Whenever a line contains the string "name", copy it out of the entries.

** Start of RECORDS **

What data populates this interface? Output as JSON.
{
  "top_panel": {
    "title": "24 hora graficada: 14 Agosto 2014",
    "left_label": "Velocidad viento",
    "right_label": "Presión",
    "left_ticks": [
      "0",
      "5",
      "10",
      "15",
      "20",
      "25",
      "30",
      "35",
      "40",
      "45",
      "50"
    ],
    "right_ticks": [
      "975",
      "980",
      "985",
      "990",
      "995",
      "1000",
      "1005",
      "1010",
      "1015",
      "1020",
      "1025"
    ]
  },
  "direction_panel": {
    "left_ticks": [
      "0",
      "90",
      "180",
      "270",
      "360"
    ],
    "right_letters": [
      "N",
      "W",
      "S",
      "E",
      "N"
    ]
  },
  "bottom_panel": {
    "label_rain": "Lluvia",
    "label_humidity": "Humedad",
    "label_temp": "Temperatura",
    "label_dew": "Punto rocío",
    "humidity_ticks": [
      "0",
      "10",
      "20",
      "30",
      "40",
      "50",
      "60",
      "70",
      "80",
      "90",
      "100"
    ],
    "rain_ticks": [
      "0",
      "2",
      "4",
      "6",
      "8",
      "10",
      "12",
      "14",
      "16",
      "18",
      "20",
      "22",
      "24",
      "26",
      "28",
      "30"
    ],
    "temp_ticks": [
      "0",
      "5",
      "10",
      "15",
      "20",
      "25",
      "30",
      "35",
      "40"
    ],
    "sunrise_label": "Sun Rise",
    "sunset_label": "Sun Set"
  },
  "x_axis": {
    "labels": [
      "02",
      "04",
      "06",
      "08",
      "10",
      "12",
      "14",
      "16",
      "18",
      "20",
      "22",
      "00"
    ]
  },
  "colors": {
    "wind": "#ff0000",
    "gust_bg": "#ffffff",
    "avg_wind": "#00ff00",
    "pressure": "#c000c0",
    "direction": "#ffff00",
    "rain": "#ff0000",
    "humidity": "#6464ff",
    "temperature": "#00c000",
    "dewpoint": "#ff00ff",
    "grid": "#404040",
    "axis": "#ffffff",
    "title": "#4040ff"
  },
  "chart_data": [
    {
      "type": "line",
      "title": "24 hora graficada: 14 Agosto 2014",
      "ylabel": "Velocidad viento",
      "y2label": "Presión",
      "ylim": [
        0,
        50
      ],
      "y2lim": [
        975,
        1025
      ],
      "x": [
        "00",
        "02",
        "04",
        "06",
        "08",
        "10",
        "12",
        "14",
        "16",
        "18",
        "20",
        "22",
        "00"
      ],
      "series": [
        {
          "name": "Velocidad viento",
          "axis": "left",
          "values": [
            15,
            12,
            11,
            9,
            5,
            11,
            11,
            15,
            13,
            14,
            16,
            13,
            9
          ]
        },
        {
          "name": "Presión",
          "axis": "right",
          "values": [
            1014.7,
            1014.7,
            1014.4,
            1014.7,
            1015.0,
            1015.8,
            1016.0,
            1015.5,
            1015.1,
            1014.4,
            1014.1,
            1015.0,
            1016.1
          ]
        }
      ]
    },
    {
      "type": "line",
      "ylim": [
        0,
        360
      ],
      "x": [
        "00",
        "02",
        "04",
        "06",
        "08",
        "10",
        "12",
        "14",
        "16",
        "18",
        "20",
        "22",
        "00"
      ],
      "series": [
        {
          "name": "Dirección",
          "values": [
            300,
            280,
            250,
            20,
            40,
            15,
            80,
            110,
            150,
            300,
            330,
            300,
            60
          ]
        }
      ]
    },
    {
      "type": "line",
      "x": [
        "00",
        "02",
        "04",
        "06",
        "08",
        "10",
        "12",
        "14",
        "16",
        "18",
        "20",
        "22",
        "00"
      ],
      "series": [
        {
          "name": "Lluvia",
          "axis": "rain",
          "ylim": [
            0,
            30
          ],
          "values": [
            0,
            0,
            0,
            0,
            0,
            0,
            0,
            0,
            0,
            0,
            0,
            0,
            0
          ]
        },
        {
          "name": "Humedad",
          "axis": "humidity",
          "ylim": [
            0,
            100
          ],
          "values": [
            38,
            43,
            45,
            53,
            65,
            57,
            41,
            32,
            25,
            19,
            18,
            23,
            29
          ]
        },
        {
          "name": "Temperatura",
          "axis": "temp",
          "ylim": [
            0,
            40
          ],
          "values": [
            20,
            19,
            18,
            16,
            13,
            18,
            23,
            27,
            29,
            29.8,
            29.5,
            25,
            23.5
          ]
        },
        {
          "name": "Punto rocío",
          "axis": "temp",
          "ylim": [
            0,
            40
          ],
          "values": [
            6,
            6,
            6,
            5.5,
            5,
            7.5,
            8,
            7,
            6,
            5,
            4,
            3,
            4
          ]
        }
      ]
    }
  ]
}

** End of RECORDS **

SOLUTION
          "name": "Velocidad viento",
          "name": "Presión",
          "name": "Dirección",
          "name": "Lluvia",
          "name": "Humedad",
          "name": "Temperatura",
          "name": "Punto rocío",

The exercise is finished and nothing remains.